Listing:
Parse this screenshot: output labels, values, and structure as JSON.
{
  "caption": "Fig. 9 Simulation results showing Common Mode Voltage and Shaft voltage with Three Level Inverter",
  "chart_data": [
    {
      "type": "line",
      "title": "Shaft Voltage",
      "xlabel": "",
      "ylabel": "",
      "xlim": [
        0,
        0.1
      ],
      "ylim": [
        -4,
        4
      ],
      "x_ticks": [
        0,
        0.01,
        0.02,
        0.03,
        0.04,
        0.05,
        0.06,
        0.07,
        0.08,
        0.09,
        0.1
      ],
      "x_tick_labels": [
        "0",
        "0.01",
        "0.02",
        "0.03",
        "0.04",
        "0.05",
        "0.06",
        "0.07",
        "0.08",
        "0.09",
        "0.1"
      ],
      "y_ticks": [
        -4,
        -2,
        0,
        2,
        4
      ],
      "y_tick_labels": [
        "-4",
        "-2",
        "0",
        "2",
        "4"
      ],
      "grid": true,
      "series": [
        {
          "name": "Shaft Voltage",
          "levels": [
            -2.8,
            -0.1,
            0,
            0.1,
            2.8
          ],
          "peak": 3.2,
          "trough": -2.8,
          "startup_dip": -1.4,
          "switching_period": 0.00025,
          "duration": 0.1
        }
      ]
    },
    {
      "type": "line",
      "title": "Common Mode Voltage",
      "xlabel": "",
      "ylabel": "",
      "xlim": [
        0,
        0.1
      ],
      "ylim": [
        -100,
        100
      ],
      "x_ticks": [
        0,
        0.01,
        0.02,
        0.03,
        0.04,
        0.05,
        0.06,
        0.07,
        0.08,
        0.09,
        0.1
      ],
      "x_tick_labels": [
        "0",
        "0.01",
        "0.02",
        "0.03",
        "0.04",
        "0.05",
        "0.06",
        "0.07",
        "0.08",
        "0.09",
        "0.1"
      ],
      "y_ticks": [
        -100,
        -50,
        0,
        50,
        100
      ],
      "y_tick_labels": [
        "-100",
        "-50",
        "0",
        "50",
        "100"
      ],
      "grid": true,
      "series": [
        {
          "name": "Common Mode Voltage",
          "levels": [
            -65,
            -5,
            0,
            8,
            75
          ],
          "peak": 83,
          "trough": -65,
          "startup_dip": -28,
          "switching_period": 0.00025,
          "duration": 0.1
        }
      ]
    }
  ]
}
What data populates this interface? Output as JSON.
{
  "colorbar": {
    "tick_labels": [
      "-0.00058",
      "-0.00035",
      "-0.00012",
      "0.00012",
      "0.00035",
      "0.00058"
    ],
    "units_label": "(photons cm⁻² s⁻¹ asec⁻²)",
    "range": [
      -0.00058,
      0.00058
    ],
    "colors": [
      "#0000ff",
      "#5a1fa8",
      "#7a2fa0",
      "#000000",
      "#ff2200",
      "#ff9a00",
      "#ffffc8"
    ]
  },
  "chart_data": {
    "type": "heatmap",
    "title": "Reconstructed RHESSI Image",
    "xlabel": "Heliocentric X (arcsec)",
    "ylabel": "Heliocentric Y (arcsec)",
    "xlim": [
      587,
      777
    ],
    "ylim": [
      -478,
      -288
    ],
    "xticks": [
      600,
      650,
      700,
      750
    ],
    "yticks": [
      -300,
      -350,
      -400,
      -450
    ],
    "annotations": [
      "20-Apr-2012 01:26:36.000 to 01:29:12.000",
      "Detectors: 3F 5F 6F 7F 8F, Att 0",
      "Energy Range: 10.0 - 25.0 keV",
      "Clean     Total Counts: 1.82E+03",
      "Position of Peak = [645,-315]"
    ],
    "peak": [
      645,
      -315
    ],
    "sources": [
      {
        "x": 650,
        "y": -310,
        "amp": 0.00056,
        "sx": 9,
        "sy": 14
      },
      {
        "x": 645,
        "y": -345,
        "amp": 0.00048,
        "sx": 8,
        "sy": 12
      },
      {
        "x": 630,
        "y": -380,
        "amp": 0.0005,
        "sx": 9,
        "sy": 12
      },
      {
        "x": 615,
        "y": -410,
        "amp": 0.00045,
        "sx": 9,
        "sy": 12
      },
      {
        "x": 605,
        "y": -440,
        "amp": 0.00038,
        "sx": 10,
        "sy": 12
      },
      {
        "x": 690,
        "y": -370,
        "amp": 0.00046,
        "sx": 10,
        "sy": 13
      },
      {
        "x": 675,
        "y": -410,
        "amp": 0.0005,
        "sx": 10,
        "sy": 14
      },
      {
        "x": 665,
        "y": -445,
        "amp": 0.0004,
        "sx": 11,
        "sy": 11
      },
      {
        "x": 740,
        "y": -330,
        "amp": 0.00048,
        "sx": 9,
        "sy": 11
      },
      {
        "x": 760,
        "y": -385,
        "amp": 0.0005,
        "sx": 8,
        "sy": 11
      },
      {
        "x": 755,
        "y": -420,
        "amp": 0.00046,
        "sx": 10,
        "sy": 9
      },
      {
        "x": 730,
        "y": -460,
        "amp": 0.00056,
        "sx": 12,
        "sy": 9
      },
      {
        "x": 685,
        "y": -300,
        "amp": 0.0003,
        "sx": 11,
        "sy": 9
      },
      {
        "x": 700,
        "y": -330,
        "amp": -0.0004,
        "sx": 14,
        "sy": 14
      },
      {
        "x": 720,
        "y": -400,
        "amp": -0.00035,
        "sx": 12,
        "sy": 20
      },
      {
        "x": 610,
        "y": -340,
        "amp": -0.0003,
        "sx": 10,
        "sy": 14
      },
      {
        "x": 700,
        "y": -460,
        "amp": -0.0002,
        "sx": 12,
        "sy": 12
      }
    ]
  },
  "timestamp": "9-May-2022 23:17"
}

Directions for this task:
Copy all the entries verbatim.

Response to this task:
Parse this screenshot: output labels, values, and structure as JSON.
{
  "caption": "Fig. 9 Simulation results showing Common Mode Voltage and Shaft voltage with Three Level Inverter",
  "chart_data": [
    {
      "type": "line",
      "title": "Shaft Voltage",
      "xlabel": "",
      "ylabel": "",
      "xlim": [
        0,
        0.1
      ],
      "ylim": [
        -4,
        4
      ],
      "x_ticks": [
        0,
        0.01,
        0.02,
        0.03,
        0.04,
        0.05,
        0.06,
        0.07,
        0.08,
        0.09,
        0.1
      ],
      "x_tick_labels": [
        "0",
        "0.01",
        "0.02",
        "0.03",
        "0.04",
        "0.05",
        "0.06",
        "0.07",
        "0.08",
        "0.09",
        "0.1"
      ],
      "y_ticks": [
        -4,
        -2,
        0,
        2,
        4
      ],
      "y_tick_labels": [
        "-4",
        "-2",
        "0",
        "2",
        "4"
      ],
      "grid": true,
      "series": [
        {
          "name": "Shaft Voltage",
          "levels": [
            -2.8,
            -0.1,
            0,
            0.1,
            2.8
          ],
          "peak": 3.2,
          "trough": -2.8,
          "startup_dip": -1.4,
          "switching_period": 0.00025,
          "duration": 0.1
        }
      ]
    },
    {
      "type": "line",
      "title": "Common Mode Voltage",
      "xlabel": "",
      "ylabel": "",
      "xlim": [
        0,
        0.1
      ],
      "ylim": [
        -100,
        100
      ],
      "x_ticks": [
        0,
        0.01,
        0.02,
        0.03,
        0.04,
        0.05,
        0.06,
        0.07,
        0.08,
        0.09,
        0.1
      ],
      "x_tick_labels": [
        "0",
        "0.01",
        "0.02",
        "0.03",
        "0.04",
        "0.05",
        "0.06",
        "0.07",
        "0.08",
        "0.09",
        "0.1"
      ],
      "y_ticks": [
        -100,
        -50,
        0,
        50,
        100
      ],
      "y_tick_labels": [
        "-100",
        "-50",
        "0",
        "50",
        "100"
      ],
      "grid": true,
      "series": [
        {
          "name": "Common Mode Voltage",
          "levels": [
            -65,
            -5,
            0,
            8,
            75
          ],
          "peak": 83,
          "trough": -65,
          "startup_dip": -28,
          "switching_period": 0.00025,
          "duration": 0.1
        }
      ]
    }
  ]
}
What data populates this interface? Output as JSON.
{
  "colorbar": {
    "tick_labels": [
      "-0.00058",
      "-0.00035",
      "-0.00012",
      "0.00012",
      "0.00035",
      "0.00058"
    ],
    "units_label": "(photons cm⁻² s⁻¹ asec⁻²)",
    "range": [
      -0.00058,
      0.00058
    ],
    "colors": [
      "#0000ff",
      "#5a1fa8",
      "#7a2fa0",
      "#000000",
      "#ff2200",
      "#ff9a00",
      "#ffffc8"
    ]
  },
  "chart_data": {
    "type": "heatmap",
    "title": "Reconstructed RHESSI Image",
    "xlabel": "Heliocentric X (arcsec)",
    "ylabel": "Heliocentric Y (arcsec)",
    "xlim": [
      587,
      777
    ],
    "ylim": [
      -478,
      -288
    ],
    "xticks": [
      600,
      650,
      700,
      750
    ],
    "yticks": [
      -300,
      -350,
      -400,
      -450
    ],
    "annotations": [
      "20-Apr-2012 01:26:36.000 to 01:29:12.000",
      "Detectors: 3F 5F 6F 7F 8F, Att 0",
      "Energy Range: 10.0 - 25.0 keV",
      "Clean     Total Counts: 1.82E+03",
      "Position of Peak = [645,-315]"
    ],
    "peak": [
      645,
      -315
    ],
    "sources": [
      {
        "x": 650,
        "y": -310,
        "amp": 0.00056,
        "sx": 9,
        "sy": 14
      },
      {
        "x": 645,
        "y": -345,
        "amp": 0.00048,
        "sx": 8,
        "sy": 12
      },
      {
        "x": 630,
        "y": -380,
        "amp": 0.0005,
        "sx": 9,
        "sy": 12
      },
      {
        "x": 615,
        "y": -410,
        "amp": 0.00045,
        "sx": 9,
        "sy": 12
      },
      {
        "x": 605,
        "y": -440,
        "amp": 0.00038,
        "sx": 10,
        "sy": 12
      },
      {
        "x": 690,
        "y": -370,
        "amp": 0.00046,
        "sx": 10,
        "sy": 13
      },
      {
        "x": 675,
        "y": -410,
        "amp": 0.0005,
        "sx": 10,
        "sy": 14
      },
      {
        "x": 665,
        "y": -445,
        "amp": 0.0004,
        "sx": 11,
        "sy": 11
      },
      {
        "x": 740,
        "y": -330,
        "amp": 0.00048,
        "sx": 9,
        "sy": 11
      },
      {
        "x": 760,
        "y": -385,
        "amp": 0.0005,
        "sx": 8,
        "sy": 11
      },
      {
        "x": 755,
        "y": -420,
        "amp": 0.00046,
        "sx": 10,
        "sy": 9
      },
      {
        "x": 730,
        "y": -460,
        "amp": 0.00056,
        "sx": 12,
        "sy": 9
      },
      {
        "x": 685,
        "y": -300,
        "amp": 0.0003,
        "sx": 11,
        "sy": 9
      },
      {
        "x": 700,
        "y": -330,
        "amp": -0.0004,
        "sx": 14,
        "sy": 14
      },
      {
        "x": 720,
        "y": -400,
        "amp": -0.00035,
        "sx": 12,
        "sy": 20
      },
      {
        "x": 610,
        "y": -340,
        "amp": -0.0003,
        "sx": 10,
        "sy": 14
      },
      {
        "x": 700,
        "y": -460,
        "amp": -0.0002,
        "sx": 12,
        "sy": 12
      }
    ]
  },
  "timestamp": "9-May-2022 23:17"
}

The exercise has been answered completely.